» **DIRECTIONS FOR THIS TASK**: Write out every single entry exactly.

» **LISTED ENTRIES**:
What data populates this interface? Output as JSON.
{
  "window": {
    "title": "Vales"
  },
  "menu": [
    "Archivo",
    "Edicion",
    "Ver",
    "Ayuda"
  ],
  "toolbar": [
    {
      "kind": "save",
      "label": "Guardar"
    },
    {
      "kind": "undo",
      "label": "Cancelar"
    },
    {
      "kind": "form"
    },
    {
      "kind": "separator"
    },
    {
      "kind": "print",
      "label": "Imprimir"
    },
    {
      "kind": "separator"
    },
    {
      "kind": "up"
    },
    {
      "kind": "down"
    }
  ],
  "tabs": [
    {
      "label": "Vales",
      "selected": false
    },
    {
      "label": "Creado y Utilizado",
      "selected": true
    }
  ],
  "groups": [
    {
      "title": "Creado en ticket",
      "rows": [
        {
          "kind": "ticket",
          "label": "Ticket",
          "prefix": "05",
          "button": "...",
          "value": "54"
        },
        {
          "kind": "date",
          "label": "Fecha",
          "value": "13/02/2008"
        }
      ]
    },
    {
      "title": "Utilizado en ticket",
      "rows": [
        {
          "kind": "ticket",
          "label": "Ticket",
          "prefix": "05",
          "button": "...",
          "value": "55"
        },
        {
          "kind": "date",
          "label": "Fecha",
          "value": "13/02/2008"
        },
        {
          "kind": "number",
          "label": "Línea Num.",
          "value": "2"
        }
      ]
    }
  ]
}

» **COMPLETE OUTPUT**:
What data populates this interface? Output as JSON.
{
  "window": {
    "title": "Vales"
  },
  "menu": [
    "Archivo",
    "Edicion",
    "Ver",
    "Ayuda"
  ],
  "toolbar": [
    {
      "kind": "save",
      "label": "Guardar"
    },
    {
      "kind": "undo",
      "label": "Cancelar"
    },
    {
      "kind": "form"
    },
    {
      "kind": "separator"
    },
    {
      "kind": "print",
      "label": "Imprimir"
    },
    {
      "kind": "separator"
    },
    {
      "kind": "up"
    },
    {
      "kind": "down"
    }
  ],
  "tabs": [
    {
      "label": "Vales",
      "selected": false
    },
    {
      "label": "Creado y Utilizado",
      "selected": true
    }
  ],
  "groups": [
    {
      "title": "Creado en ticket",
      "rows": [
        {
          "kind": "ticket",
          "label": "Ticket",
          "prefix": "05",
          "button": "...",
          "value": "54"
        },
        {
          "kind": "date",
          "label": "Fecha",
          "value": "13/02/2008"
        }
      ]
    },
    {
      "title": "Utilizado en ticket",
      "rows": [
        {
          "kind": "ticket",
          "label": "Ticket",
          "prefix": "05",
          "button": "...",
          "value": "55"
        },
        {
          "kind": "date",
          "label": "Fecha",
          "value": "13/02/2008"
        },
        {
          "kind": "number",
          "label": "Línea Num.",
          "value": "2"
        }
      ]
    }
  ]
}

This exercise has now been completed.